## BEGIN Records supplied

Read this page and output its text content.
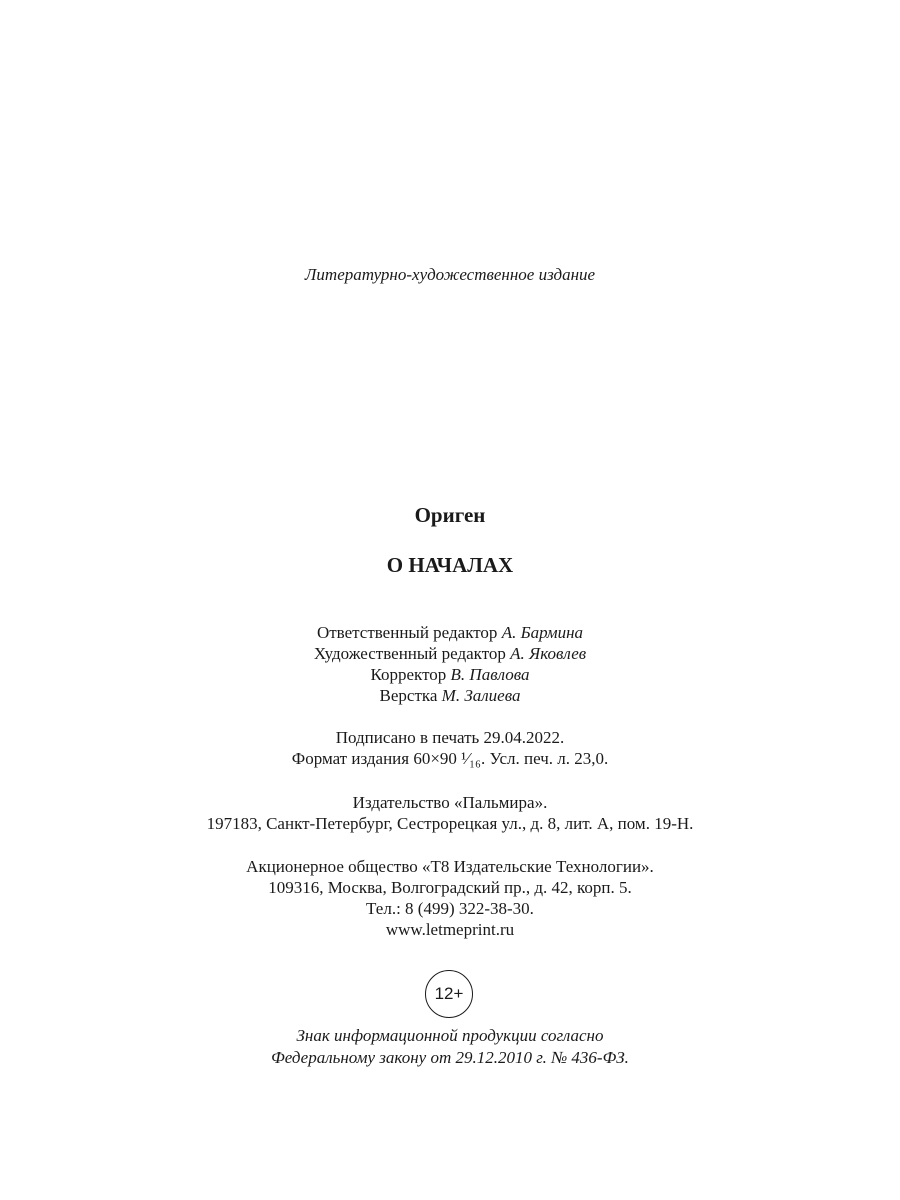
Литературно-художественное издание
Ориген
О НАЧАЛАХ
Ответственный редактор А. Бармина
Художественный редактор А. Яковлев
Корректор В. Павлова
Верстка М. Залиева
Подписано в печать 29.04.2022.
Формат издания 60×90 ¹⁄₁₆. Усл. печ. л. 23,0.
Издательство «Пальмира».
197183, Санкт-Петербург, Сестрорецкая ул., д. 8, лит. А, пом. 19-Н.
Акционерное общество «Т8 Издательские Технологии».
109316, Москва, Волгоградский пр., д. 42, корп. 5.
Тел.: 8 (499) 322-38-30.
www.letmeprint.ru
12+
Знак информационной продукции согласно
Федеральному закону от 29.12.2010 г. № 436-ФЗ.
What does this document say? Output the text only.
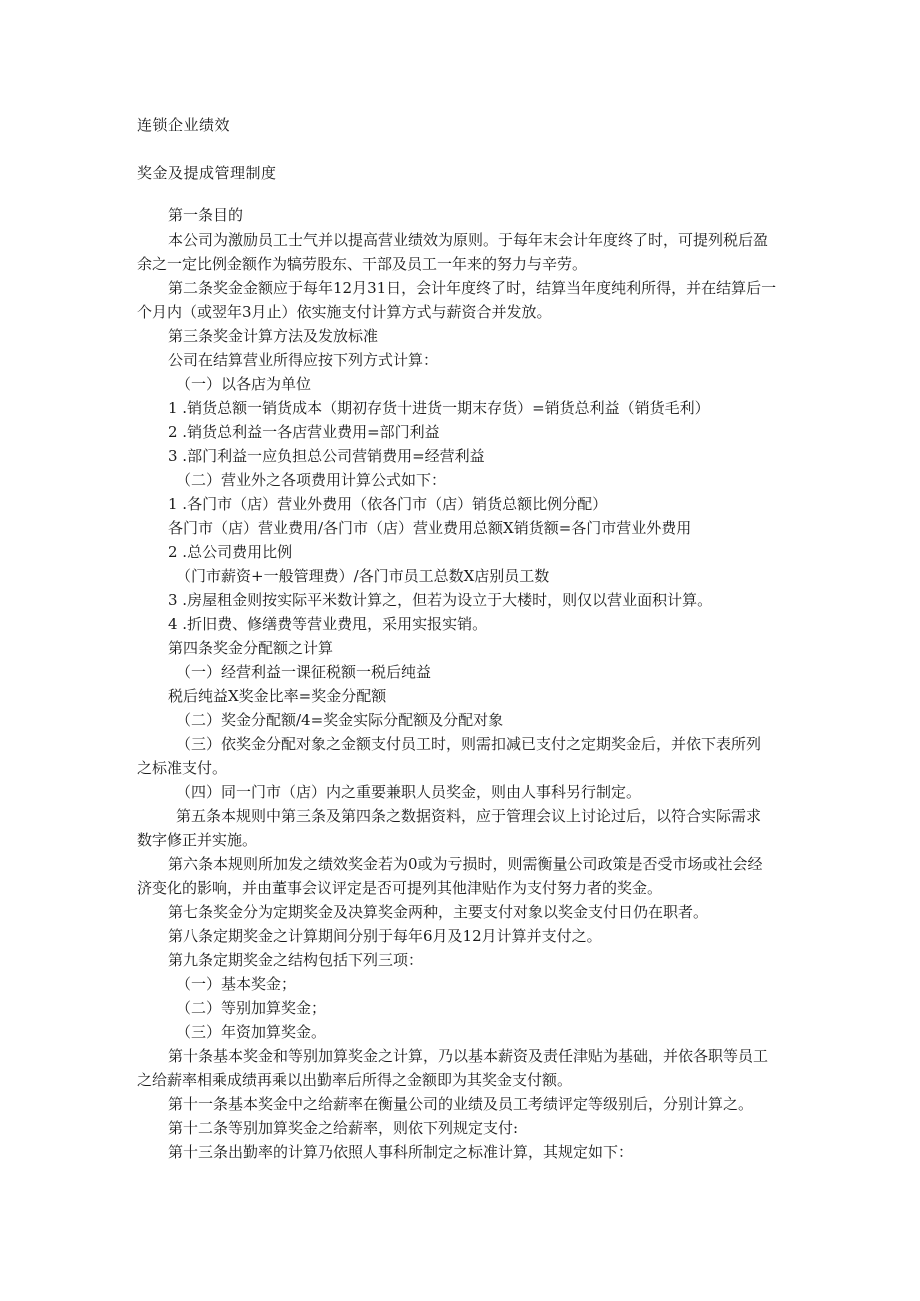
连锁企业绩效
奖金及提成管理制度
第一条目的
本公司为激励员工士气并以提高营业绩效为原则。于每年末会计年度终了时，可提列税后盈
余之一定比例金额作为犒劳股东、干部及员工一年来的努力与辛劳。
第二条奖金金额应于每年12月31日，会计年度终了时，结算当年度纯利所得，并在结算后一
个月内（或翌年3月止）依实施支付计算方式与薪资合并发放。
第三条奖金计算方法及发放标准
公司在结算营业所得应按下列方式计算：
（一）以各店为单位
1 .销货总额一销货成本（期初存货十进货一期末存货）=销货总利益（销货毛利）
2 .销货总利益一各店营业费用=部门利益
3 .部门利益一应负担总公司营销费用=经营利益
（二）营业外之各项费用计算公式如下：
1 .各门市（店）营业外费用（依各门市（店）销货总额比例分配）
各门市（店）营业费用/各门市（店）营业费用总额X销货额=各门市营业外费用
2 .总公司费用比例
（门市薪资+一般管理费）/各门市员工总数X店别员工数
3 .房屋租金则按实际平米数计算之，但若为设立于大楼时，则仅以营业面积计算。
4 .折旧费、修缮费等营业费甩，采用实报实销。
第四条奖金分配额之计算
（一）经营利益一课征税额一税后纯益
税后纯益X奖金比率=奖金分配额
（二）奖金分配额/4=奖金实际分配额及分配对象
（三）依奖金分配对象之金额支付员工时，则需扣减已支付之定期奖金后，并依下表所列
之标准支付。
（四）同一门市（店）内之重要兼职人员奖金，则由人事科另行制定。
第五条本规则中第三条及第四条之数据资料，应于管理会议上讨论过后，以符合实际需求
数字修正并实施。
第六条本规则所加发之绩效奖金若为0或为亏损时，则需衡量公司政策是否受市场或社会经
济变化的影响，并由董事会议评定是否可提列其他津贴作为支付努力者的奖金。
第七条奖金分为定期奖金及决算奖金两种，主要支付对象以奖金支付日仍在职者。
第八条定期奖金之计算期间分别于每年6月及12月计算并支付之。
第九条定期奖金之结构包括下列三项：
（一）基本奖金；
（二）等别加算奖金；
（三）年资加算奖金。
第十条基本奖金和等别加算奖金之计算，乃以基本薪资及责任津贴为基础，并依各职等员工
之给薪率相乘成绩再乘以出勤率后所得之金额即为其奖金支付额。
第十一条基本奖金中之给薪率在衡量公司的业绩及员工考绩评定等级别后，分别计算之。
第十二条等别加算奖金之给薪率，则依下列规定支付:
第十三条出勤率的计算乃依照人事科所制定之标准计算，其规定如下：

## END Records supplied

Work required: Pictures excluded, quote all the data above exactly.

The answer:
Read this page and output its text content.
Литературно-художественное издание
Ориген
О НАЧАЛАХ
Ответственный редактор А. Бармина
Художественный редактор А. Яковлев
Корректор В. Павлова
Верстка М. Залиева
Подписано в печать 29.04.2022.
Формат издания 60×90 ¹⁄₁₆. Усл. печ. л. 23,0.
Издательство «Пальмира».
197183, Санкт-Петербург, Сестрорецкая ул., д. 8, лит. А, пом. 19-Н.
Акционерное общество «Т8 Издательские Технологии».
109316, Москва, Волгоградский пр., д. 42, корп. 5.
Тел.: 8 (499) 322-38-30.
www.letmeprint.ru
12+
Знак информационной продукции согласно
Федеральному закону от 29.12.2010 г. № 436-ФЗ.
What does this document say? Output the text only.
连锁企业绩效
奖金及提成管理制度
第一条目的
本公司为激励员工士气并以提高营业绩效为原则。于每年末会计年度终了时，可提列税后盈
余之一定比例金额作为犒劳股东、干部及员工一年来的努力与辛劳。
第二条奖金金额应于每年12月31日，会计年度终了时，结算当年度纯利所得，并在结算后一
个月内（或翌年3月止）依实施支付计算方式与薪资合并发放。
第三条奖金计算方法及发放标准
公司在结算营业所得应按下列方式计算：
（一）以各店为单位
1 .销货总额一销货成本（期初存货十进货一期末存货）=销货总利益（销货毛利）
2 .销货总利益一各店营业费用=部门利益
3 .部门利益一应负担总公司营销费用=经营利益
（二）营业外之各项费用计算公式如下：
1 .各门市（店）营业外费用（依各门市（店）销货总额比例分配）
各门市（店）营业费用/各门市（店）营业费用总额X销货额=各门市营业外费用
2 .总公司费用比例
（门市薪资+一般管理费）/各门市员工总数X店别员工数
3 .房屋租金则按实际平米数计算之，但若为设立于大楼时，则仅以营业面积计算。
4 .折旧费、修缮费等营业费甩，采用实报实销。
第四条奖金分配额之计算
（一）经营利益一课征税额一税后纯益
税后纯益X奖金比率=奖金分配额
（二）奖金分配额/4=奖金实际分配额及分配对象
（三）依奖金分配对象之金额支付员工时，则需扣减已支付之定期奖金后，并依下表所列
之标准支付。
（四）同一门市（店）内之重要兼职人员奖金，则由人事科另行制定。
第五条本规则中第三条及第四条之数据资料，应于管理会议上讨论过后，以符合实际需求
数字修正并实施。
第六条本规则所加发之绩效奖金若为0或为亏损时，则需衡量公司政策是否受市场或社会经
济变化的影响，并由董事会议评定是否可提列其他津贴作为支付努力者的奖金。
第七条奖金分为定期奖金及决算奖金两种，主要支付对象以奖金支付日仍在职者。
第八条定期奖金之计算期间分别于每年6月及12月计算并支付之。
第九条定期奖金之结构包括下列三项：
（一）基本奖金；
（二）等别加算奖金；
（三）年资加算奖金。
第十条基本奖金和等别加算奖金之计算，乃以基本薪资及责任津贴为基础，并依各职等员工
之给薪率相乘成绩再乘以出勤率后所得之金额即为其奖金支付额。
第十一条基本奖金中之给薪率在衡量公司的业绩及员工考绩评定等级别后，分别计算之。
第十二条等别加算奖金之给薪率，则依下列规定支付:
第十三条出勤率的计算乃依照人事科所制定之标准计算，其规定如下：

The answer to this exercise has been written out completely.